── INFORMATION GIVEN
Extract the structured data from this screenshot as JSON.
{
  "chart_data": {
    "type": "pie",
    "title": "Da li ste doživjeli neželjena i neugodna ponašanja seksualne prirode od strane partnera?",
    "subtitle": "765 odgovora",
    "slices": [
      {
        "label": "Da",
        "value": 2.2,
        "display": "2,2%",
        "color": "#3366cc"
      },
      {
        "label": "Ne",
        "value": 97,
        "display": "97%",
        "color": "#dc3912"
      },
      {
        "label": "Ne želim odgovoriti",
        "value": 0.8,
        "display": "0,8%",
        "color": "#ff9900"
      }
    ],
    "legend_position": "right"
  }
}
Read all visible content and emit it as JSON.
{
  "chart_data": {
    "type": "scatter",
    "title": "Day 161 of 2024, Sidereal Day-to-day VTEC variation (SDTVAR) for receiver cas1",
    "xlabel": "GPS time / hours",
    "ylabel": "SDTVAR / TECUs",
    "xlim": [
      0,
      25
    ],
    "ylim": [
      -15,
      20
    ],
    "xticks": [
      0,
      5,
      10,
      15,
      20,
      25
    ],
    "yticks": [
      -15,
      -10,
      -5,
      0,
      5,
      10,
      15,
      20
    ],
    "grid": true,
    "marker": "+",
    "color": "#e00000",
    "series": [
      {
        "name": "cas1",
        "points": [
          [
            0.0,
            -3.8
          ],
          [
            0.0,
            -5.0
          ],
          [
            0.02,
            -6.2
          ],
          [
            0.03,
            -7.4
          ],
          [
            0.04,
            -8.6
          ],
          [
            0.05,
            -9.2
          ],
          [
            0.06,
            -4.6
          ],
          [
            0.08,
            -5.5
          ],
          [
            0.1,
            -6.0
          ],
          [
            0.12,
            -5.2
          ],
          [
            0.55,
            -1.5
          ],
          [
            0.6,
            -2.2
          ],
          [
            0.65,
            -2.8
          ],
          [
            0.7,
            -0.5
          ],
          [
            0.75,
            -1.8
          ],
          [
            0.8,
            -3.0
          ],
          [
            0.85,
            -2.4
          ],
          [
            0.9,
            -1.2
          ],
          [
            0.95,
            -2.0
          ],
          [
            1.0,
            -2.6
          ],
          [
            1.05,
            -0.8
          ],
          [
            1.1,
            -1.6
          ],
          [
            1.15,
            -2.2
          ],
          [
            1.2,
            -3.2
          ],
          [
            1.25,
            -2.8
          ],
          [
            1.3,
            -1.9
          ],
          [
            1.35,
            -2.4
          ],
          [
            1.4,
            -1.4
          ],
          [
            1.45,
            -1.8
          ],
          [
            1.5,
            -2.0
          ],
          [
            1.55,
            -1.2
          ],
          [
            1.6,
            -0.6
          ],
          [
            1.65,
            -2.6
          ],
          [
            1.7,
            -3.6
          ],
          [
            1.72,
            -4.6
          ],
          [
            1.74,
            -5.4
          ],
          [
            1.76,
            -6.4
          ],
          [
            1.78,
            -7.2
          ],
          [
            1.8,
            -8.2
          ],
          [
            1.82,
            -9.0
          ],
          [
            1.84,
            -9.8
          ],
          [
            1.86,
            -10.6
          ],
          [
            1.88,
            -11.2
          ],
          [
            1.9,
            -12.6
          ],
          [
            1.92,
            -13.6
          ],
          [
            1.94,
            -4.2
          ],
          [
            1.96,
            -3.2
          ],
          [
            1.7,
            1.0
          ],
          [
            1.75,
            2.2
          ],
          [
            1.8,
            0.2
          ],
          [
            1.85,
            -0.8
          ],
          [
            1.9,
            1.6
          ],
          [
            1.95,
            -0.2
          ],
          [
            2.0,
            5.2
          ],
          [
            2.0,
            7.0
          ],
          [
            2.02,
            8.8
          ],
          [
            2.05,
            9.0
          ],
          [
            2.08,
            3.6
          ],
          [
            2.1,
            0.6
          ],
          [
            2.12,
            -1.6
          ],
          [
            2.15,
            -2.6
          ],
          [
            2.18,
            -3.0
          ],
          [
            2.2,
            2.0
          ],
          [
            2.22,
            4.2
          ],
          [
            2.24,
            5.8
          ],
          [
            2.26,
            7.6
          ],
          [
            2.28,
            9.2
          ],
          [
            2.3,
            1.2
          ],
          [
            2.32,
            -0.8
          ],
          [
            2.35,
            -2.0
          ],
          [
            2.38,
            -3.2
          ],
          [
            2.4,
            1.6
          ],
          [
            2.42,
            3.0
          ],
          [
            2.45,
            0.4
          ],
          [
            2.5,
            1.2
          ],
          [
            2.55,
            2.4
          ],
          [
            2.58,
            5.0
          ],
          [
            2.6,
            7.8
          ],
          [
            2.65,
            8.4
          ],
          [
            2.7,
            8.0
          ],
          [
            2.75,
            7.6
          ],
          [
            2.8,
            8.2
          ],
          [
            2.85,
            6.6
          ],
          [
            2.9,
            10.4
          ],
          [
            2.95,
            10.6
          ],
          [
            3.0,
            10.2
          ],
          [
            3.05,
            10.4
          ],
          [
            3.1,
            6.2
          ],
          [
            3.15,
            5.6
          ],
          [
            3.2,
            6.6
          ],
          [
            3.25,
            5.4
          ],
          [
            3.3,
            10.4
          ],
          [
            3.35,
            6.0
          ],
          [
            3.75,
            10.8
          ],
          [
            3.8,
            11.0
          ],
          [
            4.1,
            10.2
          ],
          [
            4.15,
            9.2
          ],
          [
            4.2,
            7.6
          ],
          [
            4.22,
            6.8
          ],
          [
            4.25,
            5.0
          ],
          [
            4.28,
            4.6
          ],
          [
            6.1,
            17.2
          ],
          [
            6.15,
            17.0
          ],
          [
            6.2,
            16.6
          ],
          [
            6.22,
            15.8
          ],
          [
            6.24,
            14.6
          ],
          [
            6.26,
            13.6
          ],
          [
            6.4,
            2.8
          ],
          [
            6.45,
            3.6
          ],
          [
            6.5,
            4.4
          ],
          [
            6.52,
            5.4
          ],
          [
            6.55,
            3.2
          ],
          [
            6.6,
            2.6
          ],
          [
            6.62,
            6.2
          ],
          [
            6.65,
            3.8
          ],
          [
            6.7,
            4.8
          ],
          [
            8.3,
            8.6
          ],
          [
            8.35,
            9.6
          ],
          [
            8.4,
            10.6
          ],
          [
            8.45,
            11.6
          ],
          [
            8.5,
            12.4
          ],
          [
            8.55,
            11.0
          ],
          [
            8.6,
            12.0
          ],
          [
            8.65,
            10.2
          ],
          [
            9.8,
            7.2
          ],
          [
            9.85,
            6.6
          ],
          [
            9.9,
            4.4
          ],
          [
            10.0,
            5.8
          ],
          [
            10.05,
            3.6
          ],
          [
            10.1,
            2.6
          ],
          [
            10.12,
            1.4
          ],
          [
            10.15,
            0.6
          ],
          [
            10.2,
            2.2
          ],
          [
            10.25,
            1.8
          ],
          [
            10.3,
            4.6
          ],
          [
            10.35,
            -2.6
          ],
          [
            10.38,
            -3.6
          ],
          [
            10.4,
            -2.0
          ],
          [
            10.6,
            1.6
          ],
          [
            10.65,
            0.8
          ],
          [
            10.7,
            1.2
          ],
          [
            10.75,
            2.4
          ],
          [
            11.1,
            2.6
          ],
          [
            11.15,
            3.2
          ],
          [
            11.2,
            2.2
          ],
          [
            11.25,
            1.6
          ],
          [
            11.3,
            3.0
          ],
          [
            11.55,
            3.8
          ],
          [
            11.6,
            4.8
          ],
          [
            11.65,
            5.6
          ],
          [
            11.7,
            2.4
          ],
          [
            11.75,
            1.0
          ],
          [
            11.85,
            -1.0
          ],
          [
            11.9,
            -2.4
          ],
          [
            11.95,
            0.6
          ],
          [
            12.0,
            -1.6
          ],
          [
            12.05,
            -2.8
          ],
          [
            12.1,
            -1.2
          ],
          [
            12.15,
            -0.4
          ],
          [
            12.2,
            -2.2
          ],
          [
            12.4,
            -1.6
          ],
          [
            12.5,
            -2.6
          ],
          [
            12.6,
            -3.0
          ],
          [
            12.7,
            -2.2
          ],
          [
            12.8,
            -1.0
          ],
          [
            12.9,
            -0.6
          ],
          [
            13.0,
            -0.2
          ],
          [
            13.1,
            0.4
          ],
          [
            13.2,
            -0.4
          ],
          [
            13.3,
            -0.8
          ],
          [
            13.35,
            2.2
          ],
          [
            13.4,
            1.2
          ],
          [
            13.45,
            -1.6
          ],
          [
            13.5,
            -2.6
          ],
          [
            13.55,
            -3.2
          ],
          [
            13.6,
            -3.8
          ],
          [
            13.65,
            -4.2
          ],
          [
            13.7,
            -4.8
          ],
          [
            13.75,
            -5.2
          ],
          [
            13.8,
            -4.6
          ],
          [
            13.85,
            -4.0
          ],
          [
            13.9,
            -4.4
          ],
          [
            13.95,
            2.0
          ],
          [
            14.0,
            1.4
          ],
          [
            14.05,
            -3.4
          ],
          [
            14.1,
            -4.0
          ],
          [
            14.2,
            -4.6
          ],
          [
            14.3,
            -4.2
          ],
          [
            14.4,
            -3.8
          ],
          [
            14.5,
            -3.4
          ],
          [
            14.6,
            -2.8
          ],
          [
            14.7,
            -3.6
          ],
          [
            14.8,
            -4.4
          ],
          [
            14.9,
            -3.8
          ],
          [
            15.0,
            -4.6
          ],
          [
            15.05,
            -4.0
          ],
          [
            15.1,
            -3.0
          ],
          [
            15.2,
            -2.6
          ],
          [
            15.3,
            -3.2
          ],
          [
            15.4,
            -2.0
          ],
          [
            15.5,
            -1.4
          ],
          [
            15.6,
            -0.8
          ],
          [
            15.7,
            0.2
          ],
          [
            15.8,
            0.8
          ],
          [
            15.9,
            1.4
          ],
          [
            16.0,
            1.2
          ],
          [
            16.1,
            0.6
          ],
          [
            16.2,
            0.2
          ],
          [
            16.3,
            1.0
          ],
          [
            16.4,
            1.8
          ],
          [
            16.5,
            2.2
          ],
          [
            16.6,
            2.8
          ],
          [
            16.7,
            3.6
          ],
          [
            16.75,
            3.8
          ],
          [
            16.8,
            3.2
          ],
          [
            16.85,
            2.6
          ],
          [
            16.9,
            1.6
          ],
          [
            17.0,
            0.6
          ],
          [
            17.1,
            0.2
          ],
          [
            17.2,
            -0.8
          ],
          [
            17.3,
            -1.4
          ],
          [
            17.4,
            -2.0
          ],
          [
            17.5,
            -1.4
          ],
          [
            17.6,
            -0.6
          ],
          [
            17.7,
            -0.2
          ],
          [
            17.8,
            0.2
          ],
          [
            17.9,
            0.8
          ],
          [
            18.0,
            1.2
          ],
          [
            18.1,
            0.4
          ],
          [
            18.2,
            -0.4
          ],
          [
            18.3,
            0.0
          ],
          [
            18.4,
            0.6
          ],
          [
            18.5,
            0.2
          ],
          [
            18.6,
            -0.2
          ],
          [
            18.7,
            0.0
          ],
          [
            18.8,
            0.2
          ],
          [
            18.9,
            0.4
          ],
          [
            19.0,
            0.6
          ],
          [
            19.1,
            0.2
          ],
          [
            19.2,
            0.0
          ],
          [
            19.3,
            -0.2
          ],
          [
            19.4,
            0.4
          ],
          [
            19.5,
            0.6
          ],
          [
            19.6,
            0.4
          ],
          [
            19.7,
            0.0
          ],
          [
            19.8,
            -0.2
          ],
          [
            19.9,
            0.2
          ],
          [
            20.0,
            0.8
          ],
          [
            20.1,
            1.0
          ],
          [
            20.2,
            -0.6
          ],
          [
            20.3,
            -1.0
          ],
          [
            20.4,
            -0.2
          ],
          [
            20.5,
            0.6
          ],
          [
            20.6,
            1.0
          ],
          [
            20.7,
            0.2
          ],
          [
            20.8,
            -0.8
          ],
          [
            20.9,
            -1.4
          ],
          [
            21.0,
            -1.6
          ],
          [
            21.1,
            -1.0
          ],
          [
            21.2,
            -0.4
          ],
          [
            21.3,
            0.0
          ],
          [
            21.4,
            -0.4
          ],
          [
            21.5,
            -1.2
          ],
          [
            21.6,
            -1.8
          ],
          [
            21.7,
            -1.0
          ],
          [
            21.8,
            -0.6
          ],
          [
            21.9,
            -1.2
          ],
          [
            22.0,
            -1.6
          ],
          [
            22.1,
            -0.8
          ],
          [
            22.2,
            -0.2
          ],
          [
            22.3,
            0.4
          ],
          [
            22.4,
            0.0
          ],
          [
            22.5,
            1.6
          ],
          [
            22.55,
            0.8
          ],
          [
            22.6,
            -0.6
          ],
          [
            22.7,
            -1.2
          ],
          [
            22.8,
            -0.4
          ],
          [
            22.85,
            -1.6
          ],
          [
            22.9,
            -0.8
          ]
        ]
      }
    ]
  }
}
────
REQUIRED TASK => Among the lines of the data, identify those with the word "SDTVAR". Copy each of them.

RESPONSE TO THIS EXERCISE =>
    "title": "Day 161 of 2024, Sidereal Day-to-day VTEC variation (SDTVAR) for receiver cas1",
    "ylabel": "SDTVAR / TECUs",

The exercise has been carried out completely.